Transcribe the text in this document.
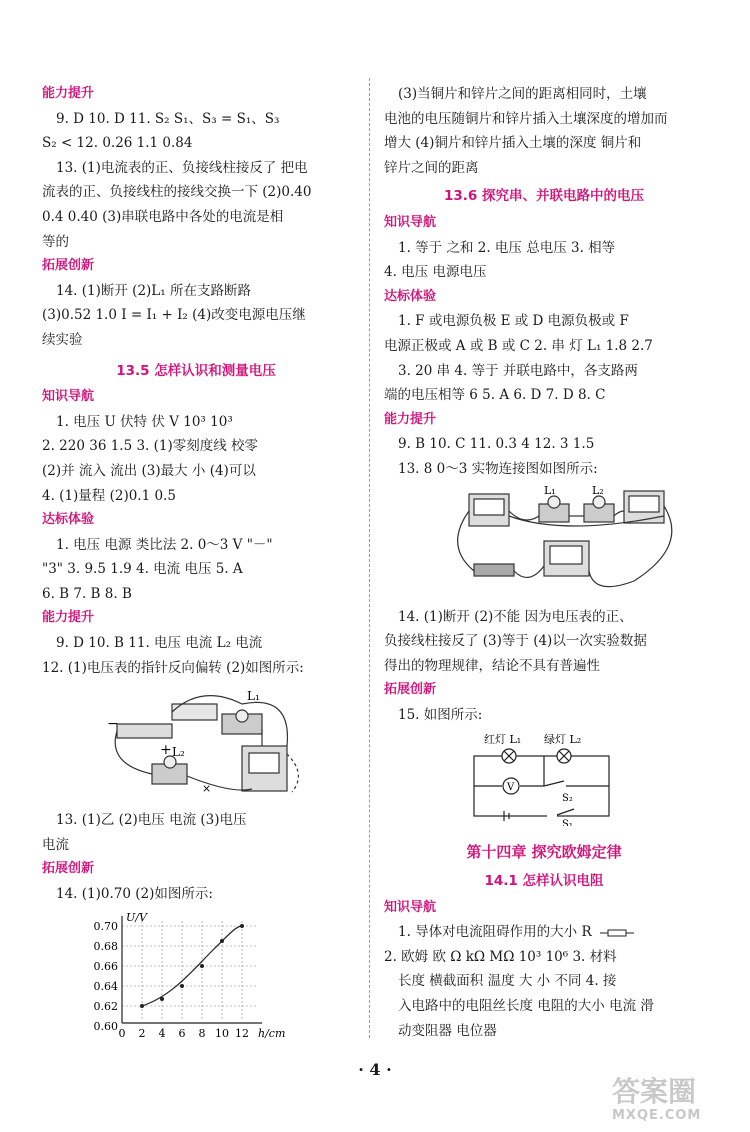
能力提升
9. D 10. D 11. S₂ S₁、S₃ = S₁、S₃
S₂ < 12. 0.26 1.1 0.84
13. (1)电流表的正、负接线柱接反了 把电
流表的正、负接线柱的接线交换一下 (2)0.40
0.4 0.40 (3)串联电路中各处的电流是相
等的
拓展创新
14. (1)断开 (2)L₁ 所在支路断路
(3)0.52 1.0 I = I₁ + I₂ (4)改变电源电压继
续实验
13.5 怎样认识和测量电压
知识导航
1. 电压 U 伏特 伏 V 10³ 10³
2. 220 36 1.5 3. (1)零刻度线 校零
(2)并 流入 流出 (3)最大 小 (4)可以
4. (1)量程 (2)0.1 0.5
达标体验
1. 电压 电源 类比法 2. 0～3 V "－"
"3" 3. 9.5 1.9 4. 电流 电压 5. A
6. B 7. B 8. B
能力提升
9. D 10. B 11. 电压 电流 L₂ 电流
12. (1)电压表的指针反向偏转 (2)如图所示:
L₁
L₂
−
+
×
13. (1)乙 (2)电压 电流 (3)电压
电流
拓展创新
14. (1)0.70 (2)如图所示:
U/V
h/cm
0.70
0.68
0.66
0.64
0.62
0.60
0 2 4 6 8 10 12
(3)当铜片和锌片之间的距离相同时，土壤
电池的电压随铜片和锌片插入土壤深度的增加而
增大 (4)铜片和锌片插入土壤的深度 铜片和
锌片之间的距离
13.6 探究串、并联电路中的电压
知识导航
1. 等于 之和 2. 电压 总电压 3. 相等
4. 电压 电源电压
达标体验
1. F 或电源负极 E 或 D 电源负极或 F
电源正极或 A 或 B 或 C 2. 串 灯 L₁ 1.8 2.7
3. 20 串 4. 等于 并联电路中，各支路两
端的电压相等 6 5. A 6. D 7. D 8. C
能力提升
9. B 10. C 11. 0.3 4 12. 3 1.5
13. 8 0～3 实物连接图如图所示:
L₁	L₂
14. (1)断开 (2)不能 因为电压表的正、
负接线柱接反了 (3)等于 (4)以一次实验数据
得出的物理规律，结论不具有普遍性
拓展创新
15. 如图所示:
红灯 L₁ 绿灯 L₂
V
S₂
S₁
第十四章 探究欧姆定律
14.1 怎样认识电阻
知识导航
1. 导体对电流阻碍作用的大小 R
2. 欧姆 欧 Ω kΩ MΩ 10³ 10⁶ 3. 材料
长度 横截面积 温度 大 小 不同 4. 接
入电路中的电阻丝长度 电阻的大小 电流 滑
动变阻器 电位器
· 4 ·
答案圈
MXQE.COM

Written instruction
Search the data for the string "负接线柱接反了" and copy each line where it appears.

Result below
13. (1)电流表的正、负接线柱接反了 把电
负接线柱接反了 (3)等于 (4)以一次实验数据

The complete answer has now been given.